# Start of Records shown

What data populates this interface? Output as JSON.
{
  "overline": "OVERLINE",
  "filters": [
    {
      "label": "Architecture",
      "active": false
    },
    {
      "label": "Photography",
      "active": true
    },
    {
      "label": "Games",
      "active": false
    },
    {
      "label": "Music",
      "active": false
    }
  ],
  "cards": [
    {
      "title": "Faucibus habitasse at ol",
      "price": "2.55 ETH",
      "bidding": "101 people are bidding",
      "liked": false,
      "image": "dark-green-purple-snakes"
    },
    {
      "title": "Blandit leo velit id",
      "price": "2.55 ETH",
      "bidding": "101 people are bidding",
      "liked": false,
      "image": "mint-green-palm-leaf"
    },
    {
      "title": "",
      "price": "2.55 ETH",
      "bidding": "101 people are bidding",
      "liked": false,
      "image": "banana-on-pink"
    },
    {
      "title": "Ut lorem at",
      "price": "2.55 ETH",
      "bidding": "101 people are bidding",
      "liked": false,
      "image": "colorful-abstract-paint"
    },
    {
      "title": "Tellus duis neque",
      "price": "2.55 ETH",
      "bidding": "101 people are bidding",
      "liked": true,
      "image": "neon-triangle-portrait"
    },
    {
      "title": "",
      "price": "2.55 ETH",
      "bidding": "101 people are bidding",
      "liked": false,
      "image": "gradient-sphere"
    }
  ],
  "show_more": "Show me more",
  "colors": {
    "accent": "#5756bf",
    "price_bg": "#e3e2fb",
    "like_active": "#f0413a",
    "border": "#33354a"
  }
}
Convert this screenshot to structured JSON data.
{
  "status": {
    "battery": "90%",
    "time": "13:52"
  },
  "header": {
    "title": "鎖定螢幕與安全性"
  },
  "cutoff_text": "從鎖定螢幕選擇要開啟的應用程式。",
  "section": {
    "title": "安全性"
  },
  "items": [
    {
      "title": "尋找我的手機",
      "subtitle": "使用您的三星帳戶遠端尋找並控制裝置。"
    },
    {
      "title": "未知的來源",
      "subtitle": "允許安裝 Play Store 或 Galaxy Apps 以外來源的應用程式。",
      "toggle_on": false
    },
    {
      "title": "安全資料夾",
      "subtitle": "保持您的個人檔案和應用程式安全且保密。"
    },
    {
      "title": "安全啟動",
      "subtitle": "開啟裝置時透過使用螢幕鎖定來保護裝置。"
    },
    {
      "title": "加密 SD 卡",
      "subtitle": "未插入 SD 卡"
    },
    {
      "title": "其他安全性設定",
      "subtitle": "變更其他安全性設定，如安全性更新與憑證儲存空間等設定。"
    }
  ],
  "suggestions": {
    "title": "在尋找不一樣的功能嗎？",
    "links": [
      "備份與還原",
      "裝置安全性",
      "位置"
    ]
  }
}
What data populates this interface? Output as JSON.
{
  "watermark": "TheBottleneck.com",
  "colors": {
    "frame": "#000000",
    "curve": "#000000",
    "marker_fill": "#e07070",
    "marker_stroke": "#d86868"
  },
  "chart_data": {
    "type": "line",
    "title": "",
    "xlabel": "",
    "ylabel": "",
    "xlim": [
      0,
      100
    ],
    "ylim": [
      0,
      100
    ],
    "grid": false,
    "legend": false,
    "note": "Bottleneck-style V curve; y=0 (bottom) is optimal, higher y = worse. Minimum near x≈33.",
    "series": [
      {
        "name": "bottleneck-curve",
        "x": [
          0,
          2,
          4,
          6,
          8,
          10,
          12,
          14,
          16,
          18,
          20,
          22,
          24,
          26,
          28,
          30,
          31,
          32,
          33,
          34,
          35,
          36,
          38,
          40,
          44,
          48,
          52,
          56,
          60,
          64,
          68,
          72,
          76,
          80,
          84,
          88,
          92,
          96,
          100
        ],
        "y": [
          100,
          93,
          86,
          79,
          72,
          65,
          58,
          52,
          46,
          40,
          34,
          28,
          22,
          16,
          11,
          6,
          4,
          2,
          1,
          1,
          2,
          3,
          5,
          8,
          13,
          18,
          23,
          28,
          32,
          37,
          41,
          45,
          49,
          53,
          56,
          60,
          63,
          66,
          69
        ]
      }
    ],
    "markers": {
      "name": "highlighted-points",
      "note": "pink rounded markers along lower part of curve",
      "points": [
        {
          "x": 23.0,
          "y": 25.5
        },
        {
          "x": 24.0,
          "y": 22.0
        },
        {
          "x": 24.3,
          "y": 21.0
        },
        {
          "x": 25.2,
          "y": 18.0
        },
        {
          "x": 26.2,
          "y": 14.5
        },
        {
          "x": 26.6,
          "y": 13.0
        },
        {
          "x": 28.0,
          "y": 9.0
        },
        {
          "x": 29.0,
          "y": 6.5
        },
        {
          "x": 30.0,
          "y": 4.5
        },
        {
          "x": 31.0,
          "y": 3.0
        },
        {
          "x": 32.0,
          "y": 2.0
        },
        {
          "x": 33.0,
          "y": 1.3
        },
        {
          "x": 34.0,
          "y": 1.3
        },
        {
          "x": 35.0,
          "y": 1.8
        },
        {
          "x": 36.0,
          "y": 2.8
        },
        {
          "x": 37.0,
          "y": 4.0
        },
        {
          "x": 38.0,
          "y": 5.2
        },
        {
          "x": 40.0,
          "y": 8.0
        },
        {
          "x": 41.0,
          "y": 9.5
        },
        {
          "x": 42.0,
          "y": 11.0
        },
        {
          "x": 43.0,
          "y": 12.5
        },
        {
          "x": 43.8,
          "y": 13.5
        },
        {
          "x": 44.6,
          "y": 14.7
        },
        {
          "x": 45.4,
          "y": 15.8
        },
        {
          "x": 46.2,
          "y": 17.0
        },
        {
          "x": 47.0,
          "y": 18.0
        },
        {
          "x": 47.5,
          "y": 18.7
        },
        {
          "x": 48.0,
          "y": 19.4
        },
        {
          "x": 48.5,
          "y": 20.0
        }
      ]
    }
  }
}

# End of Records shown

### Work to do
Report each line in the data that holds the word "image".

### Task answer
      "image": "dark-green-purple-snakes"
      "image": "mint-green-palm-leaf"
      "image": "banana-on-pink"
      "image": "colorful-abstract-paint"
      "image": "neon-triangle-portrait"
      "image": "gradient-sphere"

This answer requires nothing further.